◆ Exercise ◆
Using the listing below, please gather every line containing the word "Средства".

◆ Dataset content ◆
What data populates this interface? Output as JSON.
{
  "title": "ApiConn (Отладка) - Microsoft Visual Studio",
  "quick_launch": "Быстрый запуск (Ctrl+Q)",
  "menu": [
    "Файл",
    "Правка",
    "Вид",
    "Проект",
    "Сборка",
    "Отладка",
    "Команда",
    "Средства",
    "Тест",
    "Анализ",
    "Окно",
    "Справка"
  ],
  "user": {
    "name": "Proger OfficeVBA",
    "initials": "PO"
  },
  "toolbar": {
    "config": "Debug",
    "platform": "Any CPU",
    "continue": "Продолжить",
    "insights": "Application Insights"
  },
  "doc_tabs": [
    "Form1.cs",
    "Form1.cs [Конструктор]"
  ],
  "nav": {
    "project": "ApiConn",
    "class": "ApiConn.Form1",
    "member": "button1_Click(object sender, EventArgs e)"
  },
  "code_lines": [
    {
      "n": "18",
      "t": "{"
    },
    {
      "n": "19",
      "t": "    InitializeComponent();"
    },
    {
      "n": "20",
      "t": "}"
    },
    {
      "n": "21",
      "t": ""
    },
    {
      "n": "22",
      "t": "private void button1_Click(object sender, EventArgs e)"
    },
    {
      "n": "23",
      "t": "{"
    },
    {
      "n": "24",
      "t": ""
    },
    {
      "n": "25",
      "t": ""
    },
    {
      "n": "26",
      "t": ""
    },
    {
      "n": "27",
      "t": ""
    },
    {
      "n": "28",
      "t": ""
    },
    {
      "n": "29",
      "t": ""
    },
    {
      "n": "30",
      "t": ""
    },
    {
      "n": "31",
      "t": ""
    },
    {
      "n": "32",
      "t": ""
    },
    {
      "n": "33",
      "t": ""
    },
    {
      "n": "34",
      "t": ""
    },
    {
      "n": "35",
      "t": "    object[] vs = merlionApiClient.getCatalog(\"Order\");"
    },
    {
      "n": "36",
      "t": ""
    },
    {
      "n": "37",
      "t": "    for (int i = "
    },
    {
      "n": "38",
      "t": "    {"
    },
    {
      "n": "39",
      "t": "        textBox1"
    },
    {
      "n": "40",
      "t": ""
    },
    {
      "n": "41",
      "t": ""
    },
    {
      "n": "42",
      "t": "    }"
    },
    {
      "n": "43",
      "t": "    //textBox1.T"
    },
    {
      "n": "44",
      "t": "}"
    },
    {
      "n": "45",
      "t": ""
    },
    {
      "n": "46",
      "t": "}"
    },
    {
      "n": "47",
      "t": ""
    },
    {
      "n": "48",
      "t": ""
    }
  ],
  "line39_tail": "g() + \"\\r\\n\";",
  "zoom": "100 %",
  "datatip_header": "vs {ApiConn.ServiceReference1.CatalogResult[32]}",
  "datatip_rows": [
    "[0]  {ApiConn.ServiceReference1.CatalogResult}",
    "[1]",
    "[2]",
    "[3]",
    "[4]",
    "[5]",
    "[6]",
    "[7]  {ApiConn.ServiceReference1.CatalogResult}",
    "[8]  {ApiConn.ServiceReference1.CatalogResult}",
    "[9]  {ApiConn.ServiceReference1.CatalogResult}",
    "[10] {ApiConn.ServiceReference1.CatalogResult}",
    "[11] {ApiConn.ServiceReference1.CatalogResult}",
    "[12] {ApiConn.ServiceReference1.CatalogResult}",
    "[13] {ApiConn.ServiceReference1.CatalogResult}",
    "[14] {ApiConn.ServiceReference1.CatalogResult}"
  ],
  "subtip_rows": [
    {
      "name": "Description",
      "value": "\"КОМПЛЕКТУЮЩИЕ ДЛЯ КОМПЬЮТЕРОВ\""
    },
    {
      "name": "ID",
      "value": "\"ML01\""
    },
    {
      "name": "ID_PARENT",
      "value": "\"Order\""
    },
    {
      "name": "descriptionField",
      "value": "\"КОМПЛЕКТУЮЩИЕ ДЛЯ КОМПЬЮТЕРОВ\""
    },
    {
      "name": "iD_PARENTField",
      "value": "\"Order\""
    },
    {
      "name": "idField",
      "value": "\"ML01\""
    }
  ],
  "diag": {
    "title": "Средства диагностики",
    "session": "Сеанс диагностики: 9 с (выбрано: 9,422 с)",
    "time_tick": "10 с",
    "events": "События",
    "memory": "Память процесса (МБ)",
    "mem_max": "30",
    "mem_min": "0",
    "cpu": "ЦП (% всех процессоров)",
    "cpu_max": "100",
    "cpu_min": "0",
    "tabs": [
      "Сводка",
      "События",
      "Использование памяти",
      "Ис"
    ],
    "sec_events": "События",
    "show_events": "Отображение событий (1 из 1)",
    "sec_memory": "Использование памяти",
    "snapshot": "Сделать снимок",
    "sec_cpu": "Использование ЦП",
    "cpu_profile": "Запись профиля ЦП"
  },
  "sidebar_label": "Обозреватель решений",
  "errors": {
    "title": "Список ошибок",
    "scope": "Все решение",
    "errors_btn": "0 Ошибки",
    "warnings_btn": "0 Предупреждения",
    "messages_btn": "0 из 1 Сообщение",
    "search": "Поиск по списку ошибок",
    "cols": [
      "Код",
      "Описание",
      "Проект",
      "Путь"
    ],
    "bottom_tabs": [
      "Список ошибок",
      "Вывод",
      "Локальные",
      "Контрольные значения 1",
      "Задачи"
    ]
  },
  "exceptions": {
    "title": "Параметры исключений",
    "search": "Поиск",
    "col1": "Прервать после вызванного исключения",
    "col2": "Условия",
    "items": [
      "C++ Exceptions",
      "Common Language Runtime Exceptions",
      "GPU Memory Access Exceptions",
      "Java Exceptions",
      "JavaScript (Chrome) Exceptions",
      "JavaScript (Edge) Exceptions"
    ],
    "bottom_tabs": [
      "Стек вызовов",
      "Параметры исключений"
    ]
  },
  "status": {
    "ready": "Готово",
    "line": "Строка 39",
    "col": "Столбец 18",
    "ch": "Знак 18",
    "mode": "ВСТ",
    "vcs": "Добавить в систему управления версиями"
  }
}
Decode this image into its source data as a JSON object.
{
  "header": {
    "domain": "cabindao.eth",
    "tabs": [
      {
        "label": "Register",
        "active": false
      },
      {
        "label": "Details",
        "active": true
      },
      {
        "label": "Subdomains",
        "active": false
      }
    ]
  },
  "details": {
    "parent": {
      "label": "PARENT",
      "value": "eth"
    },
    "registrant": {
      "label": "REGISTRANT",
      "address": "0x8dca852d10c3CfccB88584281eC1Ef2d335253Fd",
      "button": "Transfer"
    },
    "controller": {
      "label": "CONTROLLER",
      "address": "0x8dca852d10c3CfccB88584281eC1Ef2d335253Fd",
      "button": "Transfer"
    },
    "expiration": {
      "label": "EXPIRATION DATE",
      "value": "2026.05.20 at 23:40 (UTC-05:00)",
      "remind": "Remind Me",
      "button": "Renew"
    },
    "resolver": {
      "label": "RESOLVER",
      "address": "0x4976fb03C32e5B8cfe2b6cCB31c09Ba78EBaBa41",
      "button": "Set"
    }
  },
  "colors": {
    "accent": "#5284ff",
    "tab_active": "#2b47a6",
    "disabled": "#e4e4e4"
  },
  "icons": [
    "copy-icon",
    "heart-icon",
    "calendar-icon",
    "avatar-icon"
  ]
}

◆ The response ◆
    "Средства",
    "title": "Средства диагностики",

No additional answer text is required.